■ STATED PROBLEM ■
From the entries below, copy out every line with "rate" in it.

■ DATA FOR THIS TASK ■

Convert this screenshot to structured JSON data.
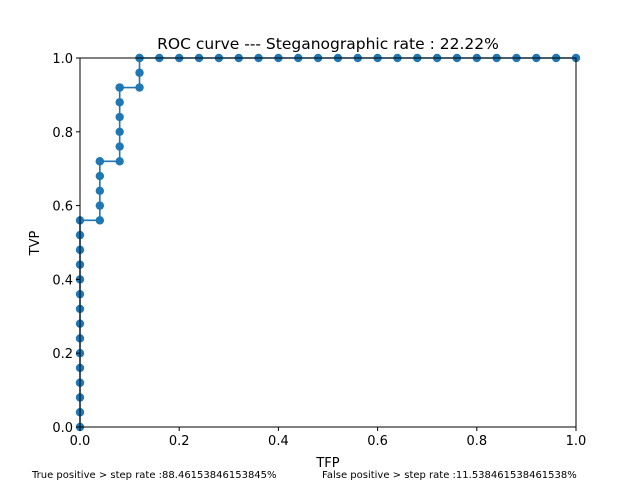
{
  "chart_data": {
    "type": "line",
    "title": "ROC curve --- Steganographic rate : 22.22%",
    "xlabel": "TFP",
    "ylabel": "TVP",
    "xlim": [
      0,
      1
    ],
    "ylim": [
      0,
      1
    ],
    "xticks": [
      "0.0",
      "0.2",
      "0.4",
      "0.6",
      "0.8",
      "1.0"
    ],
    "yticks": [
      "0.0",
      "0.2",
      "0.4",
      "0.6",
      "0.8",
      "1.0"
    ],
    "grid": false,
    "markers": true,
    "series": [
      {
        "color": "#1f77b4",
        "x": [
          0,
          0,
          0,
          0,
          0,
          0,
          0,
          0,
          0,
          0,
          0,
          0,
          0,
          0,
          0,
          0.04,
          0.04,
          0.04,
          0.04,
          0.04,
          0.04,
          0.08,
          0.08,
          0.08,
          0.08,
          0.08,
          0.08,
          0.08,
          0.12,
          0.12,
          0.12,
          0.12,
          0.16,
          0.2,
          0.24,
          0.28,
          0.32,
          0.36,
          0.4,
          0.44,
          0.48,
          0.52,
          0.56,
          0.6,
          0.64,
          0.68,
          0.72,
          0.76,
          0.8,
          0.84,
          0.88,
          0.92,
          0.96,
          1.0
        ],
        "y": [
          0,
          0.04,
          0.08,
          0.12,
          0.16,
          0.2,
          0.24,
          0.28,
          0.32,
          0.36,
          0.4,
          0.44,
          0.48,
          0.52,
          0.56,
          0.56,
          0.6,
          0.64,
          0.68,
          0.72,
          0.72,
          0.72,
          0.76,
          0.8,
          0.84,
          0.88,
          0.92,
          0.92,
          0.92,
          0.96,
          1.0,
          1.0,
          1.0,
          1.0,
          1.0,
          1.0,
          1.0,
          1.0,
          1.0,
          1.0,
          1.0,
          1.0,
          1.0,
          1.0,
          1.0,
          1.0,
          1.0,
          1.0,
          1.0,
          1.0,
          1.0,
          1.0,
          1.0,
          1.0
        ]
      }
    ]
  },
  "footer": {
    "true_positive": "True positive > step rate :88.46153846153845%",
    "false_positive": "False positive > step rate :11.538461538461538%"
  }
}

■ THE SOLUTION ■
    "title": "ROC curve --- Steganographic rate : 22.22%",
    "true_positive": "True positive > step rate :88.46153846153845%",
    "false_positive": "False positive > step rate :11.538461538461538%"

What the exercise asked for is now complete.